##### Recorded data #####

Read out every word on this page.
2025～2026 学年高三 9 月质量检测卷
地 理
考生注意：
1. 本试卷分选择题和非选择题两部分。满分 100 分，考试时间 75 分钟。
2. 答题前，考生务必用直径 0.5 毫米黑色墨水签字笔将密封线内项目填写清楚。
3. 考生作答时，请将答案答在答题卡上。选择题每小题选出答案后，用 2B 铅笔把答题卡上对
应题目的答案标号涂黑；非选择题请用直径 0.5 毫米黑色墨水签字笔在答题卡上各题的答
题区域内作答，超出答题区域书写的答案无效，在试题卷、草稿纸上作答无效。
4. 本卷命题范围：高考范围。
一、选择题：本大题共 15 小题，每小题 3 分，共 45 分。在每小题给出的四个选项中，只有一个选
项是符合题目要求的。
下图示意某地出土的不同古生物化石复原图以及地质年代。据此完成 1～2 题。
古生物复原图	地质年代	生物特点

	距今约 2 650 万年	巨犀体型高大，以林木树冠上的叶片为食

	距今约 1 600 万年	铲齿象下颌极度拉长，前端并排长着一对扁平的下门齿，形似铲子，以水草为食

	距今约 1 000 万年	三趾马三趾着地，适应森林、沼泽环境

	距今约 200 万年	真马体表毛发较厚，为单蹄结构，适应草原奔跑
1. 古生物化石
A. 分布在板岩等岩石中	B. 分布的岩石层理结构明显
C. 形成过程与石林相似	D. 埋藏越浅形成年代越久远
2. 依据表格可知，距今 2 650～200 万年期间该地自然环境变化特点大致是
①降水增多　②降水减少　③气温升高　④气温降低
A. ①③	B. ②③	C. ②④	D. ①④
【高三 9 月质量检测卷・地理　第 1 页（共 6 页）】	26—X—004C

#####

[What you need to do]: From the records given above, copy all lines containing "月质量检测卷".

[Solution]:
2025～2026 学年高三 9 月质量检测卷
【高三 9 月质量检测卷・地理　第 1 页（共 6 页）】	26—X—004C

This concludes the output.